EXERCISES TO COMPLETE
1 – In the text on the Cannabix breath-testing pilot, translate this sentence into Spanish: "This short time period of detection in breath aligns with the peak impairment window."
2 – List every body fluid that the text on the Cannabix breath-testing pilot says breath is a better indicator of impairment than.

PASSAGE TO READ
Cannabix Technologies Inc. reported that it has entered into a memorandum of understanding with the Warren County, Pennsylvania, District Attorney's office to pilot the Company's technology for detection of ?9-tetrahydrocannabinol and in human breath. The Company's proprietary breath capture and laboratory-based marijuana detection equipment (as described below) will be used to collect and confirm THC in breath samples. Cannabix plans to supply 2 handheld Breath Collection Units (BCU) to Warren police before the end of the year and such devices will be used in Warren County at the discretion of its police force for up to 3 months or longer.

The Cannabix BCU can be used to collect time of stop breath samples immediately upon suspicion of cannabis use by a driver. Field Samples collected using the BCU by Warren police (and Drug Recognition Experts) will be processed at a designated laboratory using proprietary “MS Breath Sampler” hardware. Current forms of testing for marijuana use can identify THC ranging from minutes to days after actual use, making it impossible to show the difference between the two.

Studies¹ have shown that breath is a better indicator of impairment than saliva, blood, or urine because THC is present in breath for a relatively short period of time (1-3 hours) after consumption; whereas, it is excreted at detectable levels in other body fluids for many hours, days, or even weeks after smoking. This short time period of detection in breath aligns with the peak impairment window. The Company's handheld Breath Collection Unit and newly developed laboratory “MS Breath Sampler” are being used together to provide a new method for drug detection that complements gold-standard mass spectrometry (MS) and significantly simplifies laboratory analysis methods, reduces sample turnaround times (thus minimizing operating costs), while maintaining sensitive, precise results.

It should be noted the BCU is also being used in concert with the Cannabix FAIMS Detection Unit (a separate device, under development, not part of this pilot, which is being developed as a portable system capable of both breath collection and analyses in the field). The Cannabix BCU will provide quick and nonintrusive breath sample collection and easy analysis with no sample preparation needed in a lab setting using the Company's “MS Breath Sampler” hardware. In comparison, existing and legacy breath and saliva testing procedures require several sample extraction and preparation steps prior to analysis, and analysis itself can take from 1 - 3 hours per sample.

This is expensive and impractical. Also, existing and legacy breath and saliva testing procedures tend to have inefficient, time-consuming collection methods, and recoveries are still often poor. Cannabix has developed unique approaches to breath testing that will reduce costs and make operations and processes far more efficient.

Readers should note, although the Company has achieved proof of concept prototype for its BCU and MS Breath Sampler, the testing method and device is still in the preapproval stage and accordingly the Company is not currently making any express or implied claims that the technology will proceed to commercial use.

PROVIDED MATERIAL
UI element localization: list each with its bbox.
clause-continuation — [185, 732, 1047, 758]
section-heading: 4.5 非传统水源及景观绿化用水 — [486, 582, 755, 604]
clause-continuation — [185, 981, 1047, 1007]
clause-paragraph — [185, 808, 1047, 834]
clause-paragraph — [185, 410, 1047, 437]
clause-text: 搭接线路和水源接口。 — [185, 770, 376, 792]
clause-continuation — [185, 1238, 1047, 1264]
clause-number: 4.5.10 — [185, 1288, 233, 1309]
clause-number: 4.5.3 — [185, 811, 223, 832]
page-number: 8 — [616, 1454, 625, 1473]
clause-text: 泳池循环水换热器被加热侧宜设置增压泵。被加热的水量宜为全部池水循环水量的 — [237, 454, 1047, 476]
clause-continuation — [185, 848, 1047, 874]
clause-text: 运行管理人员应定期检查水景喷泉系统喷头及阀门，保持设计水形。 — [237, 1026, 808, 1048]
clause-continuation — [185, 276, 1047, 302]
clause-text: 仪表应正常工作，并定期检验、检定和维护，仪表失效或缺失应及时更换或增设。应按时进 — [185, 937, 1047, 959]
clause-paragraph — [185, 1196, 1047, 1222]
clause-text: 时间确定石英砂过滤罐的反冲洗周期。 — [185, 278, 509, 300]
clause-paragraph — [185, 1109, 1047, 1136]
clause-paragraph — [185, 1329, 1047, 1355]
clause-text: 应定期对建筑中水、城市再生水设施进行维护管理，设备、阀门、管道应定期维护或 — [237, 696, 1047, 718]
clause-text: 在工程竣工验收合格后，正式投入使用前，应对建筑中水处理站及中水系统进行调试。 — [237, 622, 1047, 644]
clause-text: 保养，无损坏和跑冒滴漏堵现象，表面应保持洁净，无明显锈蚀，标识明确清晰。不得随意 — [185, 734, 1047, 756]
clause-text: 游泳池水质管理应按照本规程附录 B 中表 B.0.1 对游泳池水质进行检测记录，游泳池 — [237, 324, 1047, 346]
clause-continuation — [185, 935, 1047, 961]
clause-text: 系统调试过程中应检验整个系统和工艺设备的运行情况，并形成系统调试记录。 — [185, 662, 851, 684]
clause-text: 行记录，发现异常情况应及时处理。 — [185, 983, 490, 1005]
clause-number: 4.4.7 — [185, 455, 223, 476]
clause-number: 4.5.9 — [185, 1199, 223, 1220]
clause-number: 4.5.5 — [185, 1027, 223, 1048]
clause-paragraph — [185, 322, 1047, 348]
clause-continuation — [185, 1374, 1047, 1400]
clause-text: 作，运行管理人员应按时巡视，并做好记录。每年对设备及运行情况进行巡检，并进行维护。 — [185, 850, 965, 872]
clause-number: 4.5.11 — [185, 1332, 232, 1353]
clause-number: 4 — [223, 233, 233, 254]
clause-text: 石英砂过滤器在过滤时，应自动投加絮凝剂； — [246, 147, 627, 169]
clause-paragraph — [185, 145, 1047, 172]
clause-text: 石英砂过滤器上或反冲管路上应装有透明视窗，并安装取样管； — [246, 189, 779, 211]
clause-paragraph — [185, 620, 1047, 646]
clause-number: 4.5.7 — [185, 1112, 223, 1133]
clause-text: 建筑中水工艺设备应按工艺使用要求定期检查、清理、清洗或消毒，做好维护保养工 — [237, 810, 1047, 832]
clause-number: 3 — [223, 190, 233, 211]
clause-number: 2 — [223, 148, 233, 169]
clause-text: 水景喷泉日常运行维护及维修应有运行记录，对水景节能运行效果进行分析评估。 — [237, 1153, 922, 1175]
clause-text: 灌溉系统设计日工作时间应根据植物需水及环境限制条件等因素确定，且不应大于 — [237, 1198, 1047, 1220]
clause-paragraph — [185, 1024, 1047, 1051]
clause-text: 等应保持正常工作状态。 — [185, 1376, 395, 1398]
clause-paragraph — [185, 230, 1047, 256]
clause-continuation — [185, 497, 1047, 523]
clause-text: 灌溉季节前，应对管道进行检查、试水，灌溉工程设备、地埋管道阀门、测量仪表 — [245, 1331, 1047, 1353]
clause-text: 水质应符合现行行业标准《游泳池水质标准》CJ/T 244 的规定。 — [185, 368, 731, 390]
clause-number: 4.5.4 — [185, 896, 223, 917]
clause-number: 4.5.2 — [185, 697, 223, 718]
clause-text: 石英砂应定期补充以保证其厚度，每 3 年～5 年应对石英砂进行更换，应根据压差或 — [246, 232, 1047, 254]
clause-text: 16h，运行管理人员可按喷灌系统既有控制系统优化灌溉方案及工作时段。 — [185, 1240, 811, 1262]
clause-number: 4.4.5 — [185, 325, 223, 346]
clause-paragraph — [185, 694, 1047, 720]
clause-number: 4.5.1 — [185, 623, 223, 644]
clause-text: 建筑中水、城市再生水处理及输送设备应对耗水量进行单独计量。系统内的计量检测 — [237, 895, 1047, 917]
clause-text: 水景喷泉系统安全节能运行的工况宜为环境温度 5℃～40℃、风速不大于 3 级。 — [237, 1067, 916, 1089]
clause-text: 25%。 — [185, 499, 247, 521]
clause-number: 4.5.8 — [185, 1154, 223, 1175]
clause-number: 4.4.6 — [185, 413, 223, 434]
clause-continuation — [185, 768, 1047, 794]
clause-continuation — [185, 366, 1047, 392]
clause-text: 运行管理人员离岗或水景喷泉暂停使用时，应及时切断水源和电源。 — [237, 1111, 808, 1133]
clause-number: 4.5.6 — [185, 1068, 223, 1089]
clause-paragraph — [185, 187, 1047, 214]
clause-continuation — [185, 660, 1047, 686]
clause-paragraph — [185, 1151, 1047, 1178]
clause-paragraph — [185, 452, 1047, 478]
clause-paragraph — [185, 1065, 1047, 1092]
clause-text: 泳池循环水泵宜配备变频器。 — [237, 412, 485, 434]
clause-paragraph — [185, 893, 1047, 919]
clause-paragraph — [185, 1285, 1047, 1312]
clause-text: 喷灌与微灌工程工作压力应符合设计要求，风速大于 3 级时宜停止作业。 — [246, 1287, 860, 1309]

EXPECTED RESULTS
1 – Este breve período de detección en el aliento coincide con la ventana de máximo deterioro.

2 – Saliva, blood, urine